== Given task ==
With the pictures left out, copy the listing below exactly.
Begin Supplied material
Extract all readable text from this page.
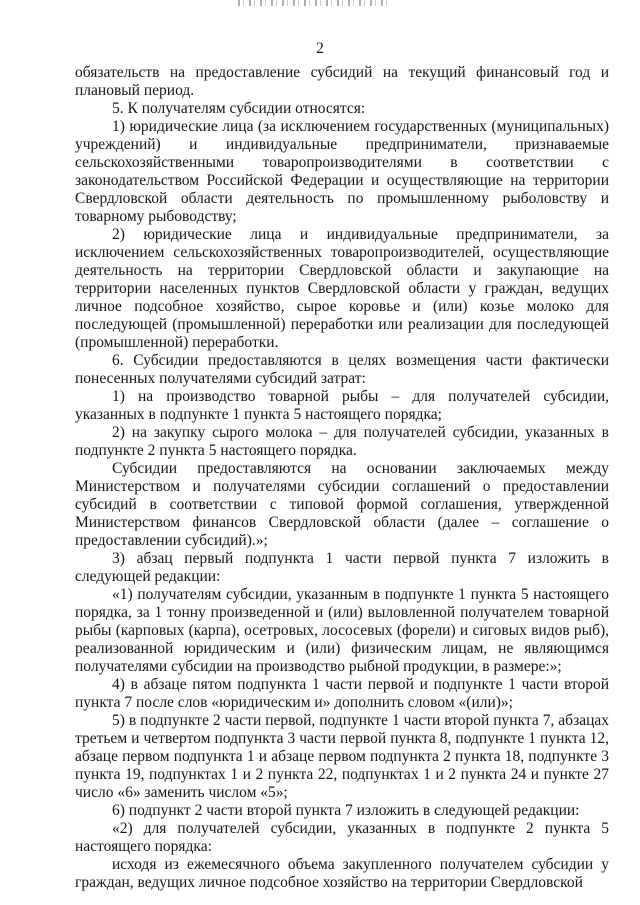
2

обязательств на предоставление субсидий на текущий финансовый год и плановый период.

5. К получателям субсидии относятся:

1) юридические лица (за исключением государственных (муниципальных) учреждений) и индивидуальные предприниматели, признаваемые сельскохозяйственными товаропроизводителями в соответствии с законодательством Российской Федерации и осуществляющие на территории Свердловской области деятельность по промышленному рыболовству и товарному рыбоводству;

2) юридические лица и индивидуальные предприниматели, за исключением сельскохозяйственных товаропроизводителей, осуществляющие деятельность на территории Свердловской области и закупающие на территории населенных пунктов Свердловской области у граждан, ведущих личное подсобное хозяйство, сырое коровье и (или) козье молоко для последующей (промышленной) переработки или реализации для последующей (промышленной) переработки.

6. Субсидии предоставляются в целях возмещения части фактически понесенных получателями субсидий затрат:

1) на производство товарной рыбы – для получателей субсидии, указанных в подпункте 1 пункта 5 настоящего порядка;

2) на закупку сырого молока – для получателей субсидии, указанных в подпункте 2 пункта 5 настоящего порядка.

Субсидии предоставляются на основании заключаемых между Министерством и получателями субсидии соглашений о предоставлении субсидий в соответствии с типовой формой соглашения, утвержденной Министерством финансов Свердловской области (далее – соглашение о предоставлении субсидий).»;

3) абзац первый подпункта 1 части первой пункта 7 изложить в следующей редакции:

«1) получателям субсидии, указанным в подпункте 1 пункта 5 настоящего порядка, за 1 тонну произведенной и (или) выловленной получателем товарной рыбы (карповых (карпа), осетровых, лососевых (форели) и сиговых видов рыб), реализованной юридическим и (или) физическим лицам, не являющимся получателями субсидии на производство рыбной продукции, в размере:»;

4) в абзаце пятом подпункта 1 части первой и подпункте 1 части второй пункта 7 после слов «юридическим и» дополнить словом «(или)»;

5) в подпункте 2 части первой, подпункте 1 части второй пункта 7, абзацах третьем и четвертом подпункта 3 части первой пункта 8, подпункте 1 пункта 12, абзаце первом подпункта 1 и абзаце первом подпункта 2 пункта 18, подпункте 3 пункта 19, подпунктах 1 и 2 пункта 22, подпунктах 1 и 2 пункта 24 и пункте 27 число «6» заменить числом «5»;

6) подпункт 2 части второй пункта 7 изложить в следующей редакции:

«2) для получателей субсидии, указанных в подпункте 2 пункта 5 настоящего порядка:

исходя из ежемесячного объема закупленного получателем субсидии у граждан, ведущих личное подсобное хозяйство на территории Свердловской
End Supplied material
== The output ==
Extract all readable text from this page.
2

обязательств на предоставление субсидий на текущий финансовый год и плановый период.

5. К получателям субсидии относятся:

1) юридические лица (за исключением государственных (муниципальных) учреждений) и индивидуальные предприниматели, признаваемые сельскохозяйственными товаропроизводителями в соответствии с законодательством Российской Федерации и осуществляющие на территории Свердловской области деятельность по промышленному рыболовству и товарному рыбоводству;

2) юридические лица и индивидуальные предприниматели, за исключением сельскохозяйственных товаропроизводителей, осуществляющие деятельность на территории Свердловской области и закупающие на территории населенных пунктов Свердловской области у граждан, ведущих личное подсобное хозяйство, сырое коровье и (или) козье молоко для последующей (промышленной) переработки или реализации для последующей (промышленной) переработки.

6. Субсидии предоставляются в целях возмещения части фактически понесенных получателями субсидий затрат:

1) на производство товарной рыбы – для получателей субсидии, указанных в подпункте 1 пункта 5 настоящего порядка;

2) на закупку сырого молока – для получателей субсидии, указанных в подпункте 2 пункта 5 настоящего порядка.

Субсидии предоставляются на основании заключаемых между Министерством и получателями субсидии соглашений о предоставлении субсидий в соответствии с типовой формой соглашения, утвержденной Министерством финансов Свердловской области (далее – соглашение о предоставлении субсидий).»;

3) абзац первый подпункта 1 части первой пункта 7 изложить в следующей редакции:

«1) получателям субсидии, указанным в подпункте 1 пункта 5 настоящего порядка, за 1 тонну произведенной и (или) выловленной получателем товарной рыбы (карповых (карпа), осетровых, лососевых (форели) и сиговых видов рыб), реализованной юридическим и (или) физическим лицам, не являющимся получателями субсидии на производство рыбной продукции, в размере:»;

4) в абзаце пятом подпункта 1 части первой и подпункте 1 части второй пункта 7 после слов «юридическим и» дополнить словом «(или)»;

5) в подпункте 2 части первой, подпункте 1 части второй пункта 7, абзацах третьем и четвертом подпункта 3 части первой пункта 8, подпункте 1 пункта 12, абзаце первом подпункта 1 и абзаце первом подпункта 2 пункта 18, подпункте 3 пункта 19, подпунктах 1 и 2 пункта 22, подпунктах 1 и 2 пункта 24 и пункте 27 число «6» заменить числом «5»;

6) подпункт 2 части второй пункта 7 изложить в следующей редакции:

«2) для получателей субсидии, указанных в подпункте 2 пункта 5 настоящего порядка:

исходя из ежемесячного объема закупленного получателем субсидии у граждан, ведущих личное подсобное хозяйство на территории Свердловской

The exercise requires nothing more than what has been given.